(EXERCISE OBJECTIVE) Say how many lines include the word "color", using only a number.

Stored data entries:
○ ○ ○ ○ ○ ○ ○
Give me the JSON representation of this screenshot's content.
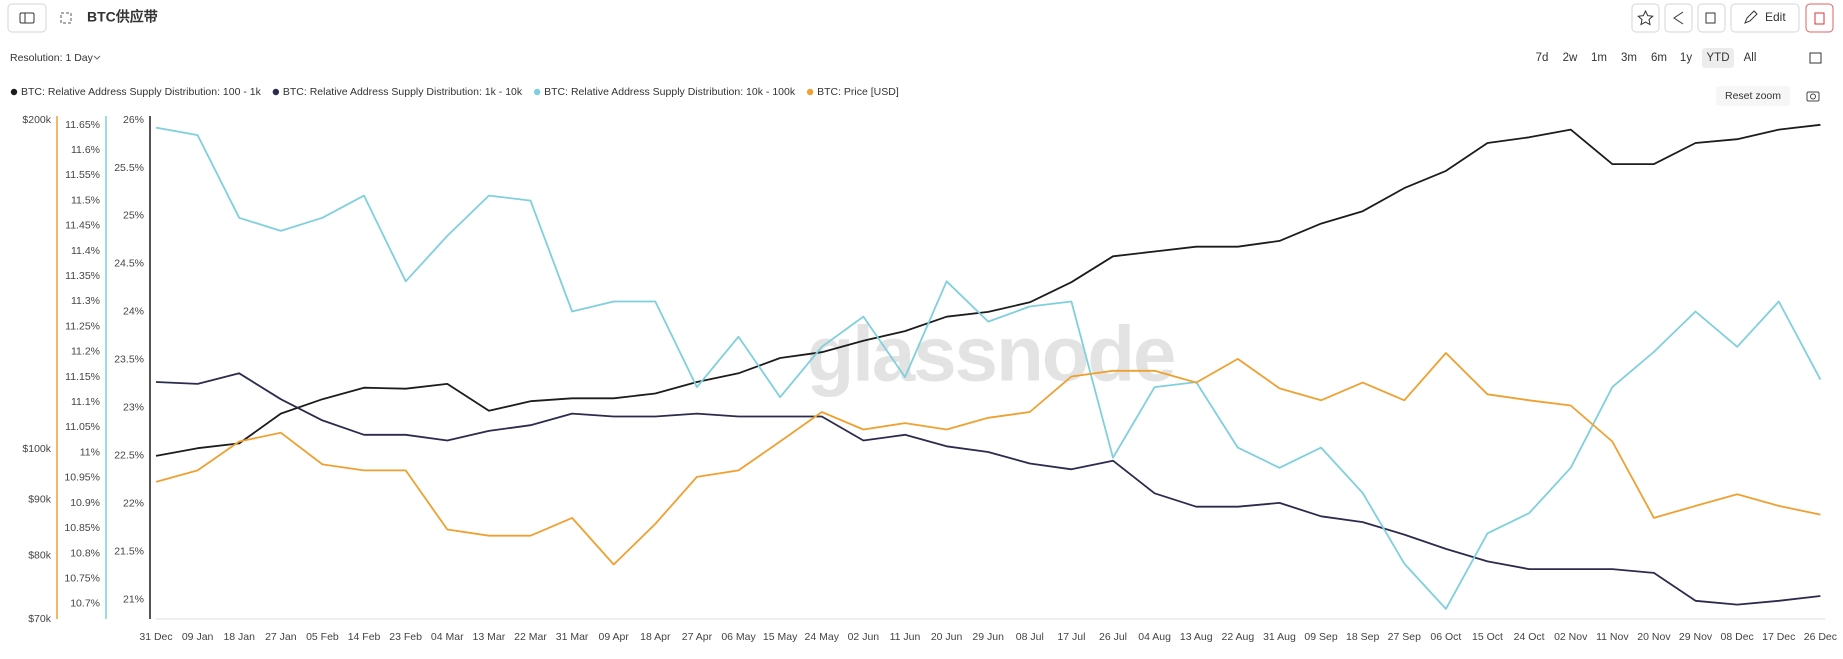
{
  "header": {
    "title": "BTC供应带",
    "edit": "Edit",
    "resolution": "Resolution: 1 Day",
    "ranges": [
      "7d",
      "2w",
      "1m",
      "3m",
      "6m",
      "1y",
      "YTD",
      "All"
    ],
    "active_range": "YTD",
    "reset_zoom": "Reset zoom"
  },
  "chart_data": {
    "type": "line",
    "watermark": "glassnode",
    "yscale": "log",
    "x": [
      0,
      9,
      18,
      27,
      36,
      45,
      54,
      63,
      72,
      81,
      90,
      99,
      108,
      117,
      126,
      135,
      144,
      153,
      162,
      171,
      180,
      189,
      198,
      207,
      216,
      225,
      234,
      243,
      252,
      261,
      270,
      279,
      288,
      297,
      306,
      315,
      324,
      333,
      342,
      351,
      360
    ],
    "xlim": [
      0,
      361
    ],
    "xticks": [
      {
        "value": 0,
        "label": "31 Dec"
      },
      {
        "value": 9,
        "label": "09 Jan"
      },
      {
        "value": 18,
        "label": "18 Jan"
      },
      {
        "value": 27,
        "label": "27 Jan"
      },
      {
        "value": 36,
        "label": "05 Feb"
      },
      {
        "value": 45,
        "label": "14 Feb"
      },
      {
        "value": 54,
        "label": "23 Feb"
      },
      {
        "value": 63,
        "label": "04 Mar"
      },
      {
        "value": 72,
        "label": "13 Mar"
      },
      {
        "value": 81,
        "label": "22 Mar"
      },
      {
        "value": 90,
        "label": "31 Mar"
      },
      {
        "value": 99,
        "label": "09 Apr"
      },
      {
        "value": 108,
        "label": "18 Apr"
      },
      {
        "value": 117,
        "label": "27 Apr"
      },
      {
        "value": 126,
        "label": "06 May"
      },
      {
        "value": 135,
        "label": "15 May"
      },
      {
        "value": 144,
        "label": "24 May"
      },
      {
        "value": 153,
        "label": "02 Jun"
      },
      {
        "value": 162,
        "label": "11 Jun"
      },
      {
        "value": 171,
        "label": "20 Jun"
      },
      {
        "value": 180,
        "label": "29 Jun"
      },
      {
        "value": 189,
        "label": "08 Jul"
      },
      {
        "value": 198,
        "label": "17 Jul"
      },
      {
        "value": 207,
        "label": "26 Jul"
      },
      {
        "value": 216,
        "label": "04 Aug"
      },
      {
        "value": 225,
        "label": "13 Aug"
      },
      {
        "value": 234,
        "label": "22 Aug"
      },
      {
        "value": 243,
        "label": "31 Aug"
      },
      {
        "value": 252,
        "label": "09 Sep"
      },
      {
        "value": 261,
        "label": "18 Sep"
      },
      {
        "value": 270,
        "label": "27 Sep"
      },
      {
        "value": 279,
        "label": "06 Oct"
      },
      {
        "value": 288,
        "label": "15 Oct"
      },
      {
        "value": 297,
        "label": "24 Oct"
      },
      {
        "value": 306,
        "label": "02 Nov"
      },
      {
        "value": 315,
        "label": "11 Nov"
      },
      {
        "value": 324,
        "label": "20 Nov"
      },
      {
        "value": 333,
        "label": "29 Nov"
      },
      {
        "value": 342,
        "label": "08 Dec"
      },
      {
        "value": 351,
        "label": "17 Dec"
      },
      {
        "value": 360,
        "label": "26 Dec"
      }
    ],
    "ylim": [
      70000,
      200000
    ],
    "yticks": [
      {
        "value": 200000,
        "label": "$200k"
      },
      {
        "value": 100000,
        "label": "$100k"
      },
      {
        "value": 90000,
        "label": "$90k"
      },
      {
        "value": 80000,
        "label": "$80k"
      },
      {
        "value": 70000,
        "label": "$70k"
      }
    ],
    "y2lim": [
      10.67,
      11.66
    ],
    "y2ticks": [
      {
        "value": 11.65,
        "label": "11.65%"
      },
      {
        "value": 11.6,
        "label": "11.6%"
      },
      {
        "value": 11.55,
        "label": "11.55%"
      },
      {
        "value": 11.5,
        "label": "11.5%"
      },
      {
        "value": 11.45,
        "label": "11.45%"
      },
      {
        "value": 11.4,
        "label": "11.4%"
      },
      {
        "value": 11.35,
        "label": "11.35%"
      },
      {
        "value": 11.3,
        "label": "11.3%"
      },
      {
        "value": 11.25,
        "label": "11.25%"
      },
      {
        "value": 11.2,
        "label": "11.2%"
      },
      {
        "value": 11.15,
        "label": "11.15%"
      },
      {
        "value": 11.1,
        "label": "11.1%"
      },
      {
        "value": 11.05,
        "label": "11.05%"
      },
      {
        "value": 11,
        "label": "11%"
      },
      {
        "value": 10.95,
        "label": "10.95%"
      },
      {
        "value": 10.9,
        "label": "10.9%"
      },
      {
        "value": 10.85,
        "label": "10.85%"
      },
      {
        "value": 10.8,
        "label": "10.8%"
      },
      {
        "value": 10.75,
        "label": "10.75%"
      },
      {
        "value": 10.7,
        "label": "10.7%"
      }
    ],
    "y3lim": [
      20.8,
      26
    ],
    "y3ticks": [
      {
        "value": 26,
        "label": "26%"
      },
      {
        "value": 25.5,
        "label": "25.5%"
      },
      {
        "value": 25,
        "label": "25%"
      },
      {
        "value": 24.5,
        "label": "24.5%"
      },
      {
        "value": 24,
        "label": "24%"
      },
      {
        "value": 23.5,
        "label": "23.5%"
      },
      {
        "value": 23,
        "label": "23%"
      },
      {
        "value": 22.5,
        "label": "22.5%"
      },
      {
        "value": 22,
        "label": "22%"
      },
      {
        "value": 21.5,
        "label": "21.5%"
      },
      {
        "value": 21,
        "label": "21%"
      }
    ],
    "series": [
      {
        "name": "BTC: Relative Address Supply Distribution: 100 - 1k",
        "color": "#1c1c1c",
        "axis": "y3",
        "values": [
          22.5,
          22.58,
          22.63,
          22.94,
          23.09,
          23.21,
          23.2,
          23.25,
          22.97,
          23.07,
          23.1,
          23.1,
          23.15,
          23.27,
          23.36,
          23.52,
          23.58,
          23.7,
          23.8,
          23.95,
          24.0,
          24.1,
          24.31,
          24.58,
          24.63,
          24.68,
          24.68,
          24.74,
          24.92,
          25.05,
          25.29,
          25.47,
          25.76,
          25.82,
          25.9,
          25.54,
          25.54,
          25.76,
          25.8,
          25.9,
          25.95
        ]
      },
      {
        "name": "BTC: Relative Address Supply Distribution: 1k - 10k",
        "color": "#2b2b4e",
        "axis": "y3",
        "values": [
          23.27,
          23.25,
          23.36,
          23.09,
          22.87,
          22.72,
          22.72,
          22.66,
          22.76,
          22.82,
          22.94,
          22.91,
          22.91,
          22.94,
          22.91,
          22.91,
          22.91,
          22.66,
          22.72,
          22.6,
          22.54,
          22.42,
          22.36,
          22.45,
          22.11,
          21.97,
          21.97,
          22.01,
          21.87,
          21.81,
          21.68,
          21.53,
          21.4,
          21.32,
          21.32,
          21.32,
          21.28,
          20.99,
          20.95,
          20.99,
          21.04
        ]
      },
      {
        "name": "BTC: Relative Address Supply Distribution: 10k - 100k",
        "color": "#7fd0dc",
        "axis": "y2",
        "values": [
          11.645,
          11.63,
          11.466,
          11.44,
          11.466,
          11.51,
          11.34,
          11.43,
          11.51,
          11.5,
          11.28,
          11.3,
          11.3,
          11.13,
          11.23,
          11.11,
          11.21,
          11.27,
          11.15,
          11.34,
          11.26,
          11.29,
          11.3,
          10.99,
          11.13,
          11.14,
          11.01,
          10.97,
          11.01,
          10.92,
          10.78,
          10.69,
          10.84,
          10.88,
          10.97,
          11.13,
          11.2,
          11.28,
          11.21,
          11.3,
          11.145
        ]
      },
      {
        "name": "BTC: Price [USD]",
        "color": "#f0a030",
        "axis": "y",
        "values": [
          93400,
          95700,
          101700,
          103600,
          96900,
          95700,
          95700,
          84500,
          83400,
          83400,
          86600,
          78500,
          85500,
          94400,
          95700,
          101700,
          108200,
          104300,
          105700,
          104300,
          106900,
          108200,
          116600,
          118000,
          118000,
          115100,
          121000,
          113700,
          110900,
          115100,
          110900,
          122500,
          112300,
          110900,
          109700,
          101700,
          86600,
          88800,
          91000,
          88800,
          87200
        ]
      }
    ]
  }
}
○ ○ ○ ○ ○ ○ ○
(TASK ANSWER) 4